* **Given information**:

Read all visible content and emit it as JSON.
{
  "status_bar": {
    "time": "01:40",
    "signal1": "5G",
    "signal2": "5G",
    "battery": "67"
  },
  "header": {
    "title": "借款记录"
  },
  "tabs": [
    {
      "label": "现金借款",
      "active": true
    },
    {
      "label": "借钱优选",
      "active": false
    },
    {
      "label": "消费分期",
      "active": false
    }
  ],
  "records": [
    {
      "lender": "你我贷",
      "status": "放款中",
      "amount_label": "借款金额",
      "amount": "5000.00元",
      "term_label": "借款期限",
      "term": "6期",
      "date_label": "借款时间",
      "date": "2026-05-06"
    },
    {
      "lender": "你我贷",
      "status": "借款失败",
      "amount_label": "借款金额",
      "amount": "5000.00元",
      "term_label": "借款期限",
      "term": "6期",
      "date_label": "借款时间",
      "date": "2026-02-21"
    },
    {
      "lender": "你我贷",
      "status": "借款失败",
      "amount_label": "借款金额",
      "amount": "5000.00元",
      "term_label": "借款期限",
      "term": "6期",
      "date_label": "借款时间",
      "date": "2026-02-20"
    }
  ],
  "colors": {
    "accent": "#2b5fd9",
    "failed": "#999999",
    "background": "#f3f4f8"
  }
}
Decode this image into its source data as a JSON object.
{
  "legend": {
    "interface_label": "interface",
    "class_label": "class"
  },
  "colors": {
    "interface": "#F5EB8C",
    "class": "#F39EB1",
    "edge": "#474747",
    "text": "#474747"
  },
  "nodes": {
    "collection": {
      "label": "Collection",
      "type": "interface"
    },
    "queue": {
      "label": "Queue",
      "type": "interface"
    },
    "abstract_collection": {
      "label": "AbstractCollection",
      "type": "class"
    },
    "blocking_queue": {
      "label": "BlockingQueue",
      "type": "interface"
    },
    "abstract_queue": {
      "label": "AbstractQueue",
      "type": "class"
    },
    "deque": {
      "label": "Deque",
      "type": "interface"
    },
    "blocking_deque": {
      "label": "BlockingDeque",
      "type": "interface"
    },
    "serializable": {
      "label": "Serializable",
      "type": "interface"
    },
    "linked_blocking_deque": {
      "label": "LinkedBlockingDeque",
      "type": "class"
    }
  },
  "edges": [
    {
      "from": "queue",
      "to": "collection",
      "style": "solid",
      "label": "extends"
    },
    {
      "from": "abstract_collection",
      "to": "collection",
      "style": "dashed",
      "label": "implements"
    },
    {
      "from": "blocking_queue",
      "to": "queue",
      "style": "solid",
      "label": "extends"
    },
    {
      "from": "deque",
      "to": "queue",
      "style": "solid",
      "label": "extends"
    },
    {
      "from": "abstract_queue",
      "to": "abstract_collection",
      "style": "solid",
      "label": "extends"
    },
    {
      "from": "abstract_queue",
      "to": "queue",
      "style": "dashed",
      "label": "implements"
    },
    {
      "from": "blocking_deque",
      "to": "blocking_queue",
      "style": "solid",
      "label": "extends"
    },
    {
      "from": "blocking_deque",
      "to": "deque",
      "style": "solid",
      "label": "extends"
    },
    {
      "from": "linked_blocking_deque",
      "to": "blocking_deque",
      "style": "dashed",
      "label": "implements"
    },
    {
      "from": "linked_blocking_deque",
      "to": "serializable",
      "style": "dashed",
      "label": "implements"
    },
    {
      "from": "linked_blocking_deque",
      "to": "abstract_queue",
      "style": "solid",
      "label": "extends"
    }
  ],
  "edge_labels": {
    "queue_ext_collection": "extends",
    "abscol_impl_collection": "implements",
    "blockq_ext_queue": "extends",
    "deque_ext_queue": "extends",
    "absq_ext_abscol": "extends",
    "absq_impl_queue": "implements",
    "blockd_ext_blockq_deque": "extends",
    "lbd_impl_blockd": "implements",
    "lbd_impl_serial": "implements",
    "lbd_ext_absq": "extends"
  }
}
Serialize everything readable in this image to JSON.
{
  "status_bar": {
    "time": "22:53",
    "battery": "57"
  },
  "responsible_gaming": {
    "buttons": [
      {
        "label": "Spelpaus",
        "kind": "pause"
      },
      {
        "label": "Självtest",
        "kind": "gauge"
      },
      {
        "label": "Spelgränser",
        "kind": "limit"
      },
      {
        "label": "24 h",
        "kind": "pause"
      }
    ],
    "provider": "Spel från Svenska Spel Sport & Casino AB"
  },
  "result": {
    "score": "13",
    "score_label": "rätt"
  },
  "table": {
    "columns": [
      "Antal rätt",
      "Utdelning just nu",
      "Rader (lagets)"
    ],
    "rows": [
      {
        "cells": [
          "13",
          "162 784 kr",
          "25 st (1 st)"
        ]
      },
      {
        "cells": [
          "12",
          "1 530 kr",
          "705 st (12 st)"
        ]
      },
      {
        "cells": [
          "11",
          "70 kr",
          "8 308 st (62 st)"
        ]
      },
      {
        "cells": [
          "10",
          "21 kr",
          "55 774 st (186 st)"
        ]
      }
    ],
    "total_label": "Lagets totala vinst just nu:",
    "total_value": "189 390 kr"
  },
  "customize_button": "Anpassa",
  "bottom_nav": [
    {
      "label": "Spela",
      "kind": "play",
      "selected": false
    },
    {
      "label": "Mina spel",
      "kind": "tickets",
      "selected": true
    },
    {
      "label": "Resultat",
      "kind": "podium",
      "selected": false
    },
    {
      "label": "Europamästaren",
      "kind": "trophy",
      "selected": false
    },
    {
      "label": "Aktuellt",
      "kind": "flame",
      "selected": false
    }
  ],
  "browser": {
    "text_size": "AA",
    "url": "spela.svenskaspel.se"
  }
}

* **To do**: Using the exact wording, write out all of the records.

* **Full response**:
Read all visible content and emit it as JSON.
{
  "status_bar": {
    "time": "01:40",
    "signal1": "5G",
    "signal2": "5G",
    "battery": "67"
  },
  "header": {
    "title": "借款记录"
  },
  "tabs": [
    {
      "label": "现金借款",
      "active": true
    },
    {
      "label": "借钱优选",
      "active": false
    },
    {
      "label": "消费分期",
      "active": false
    }
  ],
  "records": [
    {
      "lender": "你我贷",
      "status": "放款中",
      "amount_label": "借款金额",
      "amount": "5000.00元",
      "term_label": "借款期限",
      "term": "6期",
      "date_label": "借款时间",
      "date": "2026-05-06"
    },
    {
      "lender": "你我贷",
      "status": "借款失败",
      "amount_label": "借款金额",
      "amount": "5000.00元",
      "term_label": "借款期限",
      "term": "6期",
      "date_label": "借款时间",
      "date": "2026-02-21"
    },
    {
      "lender": "你我贷",
      "status": "借款失败",
      "amount_label": "借款金额",
      "amount": "5000.00元",
      "term_label": "借款期限",
      "term": "6期",
      "date_label": "借款时间",
      "date": "2026-02-20"
    }
  ],
  "colors": {
    "accent": "#2b5fd9",
    "failed": "#999999",
    "background": "#f3f4f8"
  }
}
Decode this image into its source data as a JSON object.
{
  "legend": {
    "interface_label": "interface",
    "class_label": "class"
  },
  "colors": {
    "interface": "#F5EB8C",
    "class": "#F39EB1",
    "edge": "#474747",
    "text": "#474747"
  },
  "nodes": {
    "collection": {
      "label": "Collection",
      "type": "interface"
    },
    "queue": {
      "label": "Queue",
      "type": "interface"
    },
    "abstract_collection": {
      "label": "AbstractCollection",
      "type": "class"
    },
    "blocking_queue": {
      "label": "BlockingQueue",
      "type": "interface"
    },
    "abstract_queue": {
      "label": "AbstractQueue",
      "type": "class"
    },
    "deque": {
      "label": "Deque",
      "type": "interface"
    },
    "blocking_deque": {
      "label": "BlockingDeque",
      "type": "interface"
    },
    "serializable": {
      "label": "Serializable",
      "type": "interface"
    },
    "linked_blocking_deque": {
      "label": "LinkedBlockingDeque",
      "type": "class"
    }
  },
  "edges": [
    {
      "from": "queue",
      "to": "collection",
      "style": "solid",
      "label": "extends"
    },
    {
      "from": "abstract_collection",
      "to": "collection",
      "style": "dashed",
      "label": "implements"
    },
    {
      "from": "blocking_queue",
      "to": "queue",
      "style": "solid",
      "label": "extends"
    },
    {
      "from": "deque",
      "to": "queue",
      "style": "solid",
      "label": "extends"
    },
    {
      "from": "abstract_queue",
      "to": "abstract_collection",
      "style": "solid",
      "label": "extends"
    },
    {
      "from": "abstract_queue",
      "to": "queue",
      "style": "dashed",
      "label": "implements"
    },
    {
      "from": "blocking_deque",
      "to": "blocking_queue",
      "style": "solid",
      "label": "extends"
    },
    {
      "from": "blocking_deque",
      "to": "deque",
      "style": "solid",
      "label": "extends"
    },
    {
      "from": "linked_blocking_deque",
      "to": "blocking_deque",
      "style": "dashed",
      "label": "implements"
    },
    {
      "from": "linked_blocking_deque",
      "to": "serializable",
      "style": "dashed",
      "label": "implements"
    },
    {
      "from": "linked_blocking_deque",
      "to": "abstract_queue",
      "style": "solid",
      "label": "extends"
    }
  ],
  "edge_labels": {
    "queue_ext_collection": "extends",
    "abscol_impl_collection": "implements",
    "blockq_ext_queue": "extends",
    "deque_ext_queue": "extends",
    "absq_ext_abscol": "extends",
    "absq_impl_queue": "implements",
    "blockd_ext_blockq_deque": "extends",
    "lbd_impl_blockd": "implements",
    "lbd_impl_serial": "implements",
    "lbd_ext_absq": "extends"
  }
}
Serialize everything readable in this image to JSON.
{
  "status_bar": {
    "time": "22:53",
    "battery": "57"
  },
  "responsible_gaming": {
    "buttons": [
      {
        "label": "Spelpaus",
        "kind": "pause"
      },
      {
        "label": "Självtest",
        "kind": "gauge"
      },
      {
        "label": "Spelgränser",
        "kind": "limit"
      },
      {
        "label": "24 h",
        "kind": "pause"
      }
    ],
    "provider": "Spel från Svenska Spel Sport & Casino AB"
  },
  "result": {
    "score": "13",
    "score_label": "rätt"
  },
  "table": {
    "columns": [
      "Antal rätt",
      "Utdelning just nu",
      "Rader (lagets)"
    ],
    "rows": [
      {
        "cells": [
          "13",
          "162 784 kr",
          "25 st (1 st)"
        ]
      },
      {
        "cells": [
          "12",
          "1 530 kr",
          "705 st (12 st)"
        ]
      },
      {
        "cells": [
          "11",
          "70 kr",
          "8 308 st (62 st)"
        ]
      },
      {
        "cells": [
          "10",
          "21 kr",
          "55 774 st (186 st)"
        ]
      }
    ],
    "total_label": "Lagets totala vinst just nu:",
    "total_value": "189 390 kr"
  },
  "customize_button": "Anpassa",
  "bottom_nav": [
    {
      "label": "Spela",
      "kind": "play",
      "selected": false
    },
    {
      "label": "Mina spel",
      "kind": "tickets",
      "selected": true
    },
    {
      "label": "Resultat",
      "kind": "podium",
      "selected": false
    },
    {
      "label": "Europamästaren",
      "kind": "trophy",
      "selected": false
    },
    {
      "label": "Aktuellt",
      "kind": "flame",
      "selected": false
    }
  ],
  "browser": {
    "text_size": "AA",
    "url": "spela.svenskaspel.se"
  }
}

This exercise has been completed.